» **Entries shown**

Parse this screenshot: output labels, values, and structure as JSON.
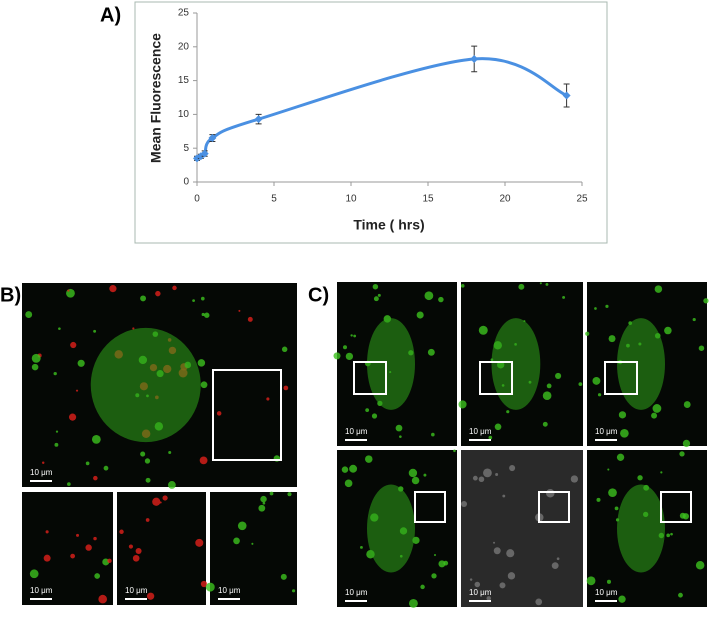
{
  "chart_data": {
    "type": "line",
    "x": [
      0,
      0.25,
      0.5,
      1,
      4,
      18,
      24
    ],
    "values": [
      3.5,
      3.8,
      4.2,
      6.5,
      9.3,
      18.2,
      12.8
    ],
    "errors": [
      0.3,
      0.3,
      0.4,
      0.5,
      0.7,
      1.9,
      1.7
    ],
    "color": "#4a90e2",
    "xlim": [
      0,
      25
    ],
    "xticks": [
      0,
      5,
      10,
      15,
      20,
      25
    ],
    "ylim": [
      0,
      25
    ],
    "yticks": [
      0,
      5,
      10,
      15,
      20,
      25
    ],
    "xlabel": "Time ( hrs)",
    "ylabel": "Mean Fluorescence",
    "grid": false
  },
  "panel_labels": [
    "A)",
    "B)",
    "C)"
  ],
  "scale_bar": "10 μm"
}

» **Short task**
Repeat the listing in full and exactly. Leave any pictures out.

» **Exercise answer**
Parse this screenshot: output labels, values, and structure as JSON.
{
  "chart_data": {
    "type": "line",
    "x": [
      0,
      0.25,
      0.5,
      1,
      4,
      18,
      24
    ],
    "values": [
      3.5,
      3.8,
      4.2,
      6.5,
      9.3,
      18.2,
      12.8
    ],
    "errors": [
      0.3,
      0.3,
      0.4,
      0.5,
      0.7,
      1.9,
      1.7
    ],
    "color": "#4a90e2",
    "xlim": [
      0,
      25
    ],
    "xticks": [
      0,
      5,
      10,
      15,
      20,
      25
    ],
    "ylim": [
      0,
      25
    ],
    "yticks": [
      0,
      5,
      10,
      15,
      20,
      25
    ],
    "xlabel": "Time ( hrs)",
    "ylabel": "Mean Fluorescence",
    "grid": false
  },
  "panel_labels": [
    "A)",
    "B)",
    "C)"
  ],
  "scale_bar": "10 μm"
}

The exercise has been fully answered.